*Problem to solve*:
All of the data needs to be repeated exactly.
►
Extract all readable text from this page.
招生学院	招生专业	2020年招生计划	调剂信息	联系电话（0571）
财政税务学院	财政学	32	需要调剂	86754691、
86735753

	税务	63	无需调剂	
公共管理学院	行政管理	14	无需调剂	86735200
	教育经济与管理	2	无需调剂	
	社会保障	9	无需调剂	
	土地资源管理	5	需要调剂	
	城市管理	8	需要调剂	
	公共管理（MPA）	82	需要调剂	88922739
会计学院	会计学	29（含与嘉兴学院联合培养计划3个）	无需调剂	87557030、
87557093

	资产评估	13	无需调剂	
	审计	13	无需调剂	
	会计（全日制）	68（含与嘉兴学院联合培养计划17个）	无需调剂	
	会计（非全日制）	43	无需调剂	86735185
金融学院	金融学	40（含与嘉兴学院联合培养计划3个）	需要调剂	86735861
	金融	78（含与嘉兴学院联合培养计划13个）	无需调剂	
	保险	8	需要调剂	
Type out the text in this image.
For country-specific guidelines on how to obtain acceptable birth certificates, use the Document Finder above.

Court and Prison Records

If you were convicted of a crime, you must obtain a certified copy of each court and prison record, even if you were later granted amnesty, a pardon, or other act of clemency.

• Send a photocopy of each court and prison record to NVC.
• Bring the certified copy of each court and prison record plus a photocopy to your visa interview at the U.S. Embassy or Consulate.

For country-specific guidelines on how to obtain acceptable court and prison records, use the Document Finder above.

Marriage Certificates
◄
*Result for this exercise*:
Extract all readable text from this page.
招生学院	招生专业	2020年招生计划	调剂信息	联系电话（0571）
财政税务学院	财政学	32	需要调剂	86754691、
86735753

	税务	63	无需调剂	
公共管理学院	行政管理	14	无需调剂	86735200
	教育经济与管理	2	无需调剂	
	社会保障	9	无需调剂	
	土地资源管理	5	需要调剂	
	城市管理	8	需要调剂	
	公共管理（MPA）	82	需要调剂	88922739
会计学院	会计学	29（含与嘉兴学院联合培养计划3个）	无需调剂	87557030、
87557093

	资产评估	13	无需调剂	
	审计	13	无需调剂	
	会计（全日制）	68（含与嘉兴学院联合培养计划17个）	无需调剂	
	会计（非全日制）	43	无需调剂	86735185
金融学院	金融学	40（含与嘉兴学院联合培养计划3个）	需要调剂	86735861
	金融	78（含与嘉兴学院联合培养计划13个）	无需调剂	
	保险	8	需要调剂	
Type out the text in this image.
For country-specific guidelines on how to obtain acceptable birth certificates, use the Document Finder above.

Court and Prison Records

If you were convicted of a crime, you must obtain a certified copy of each court and prison record, even if you were later granted amnesty, a pardon, or other act of clemency.

• Send a photocopy of each court and prison record to NVC.
• Bring the certified copy of each court and prison record plus a photocopy to your visa interview at the U.S. Embassy or Consulate.

For country-specific guidelines on how to obtain acceptable court and prison records, use the Document Finder above.

Marriage Certificates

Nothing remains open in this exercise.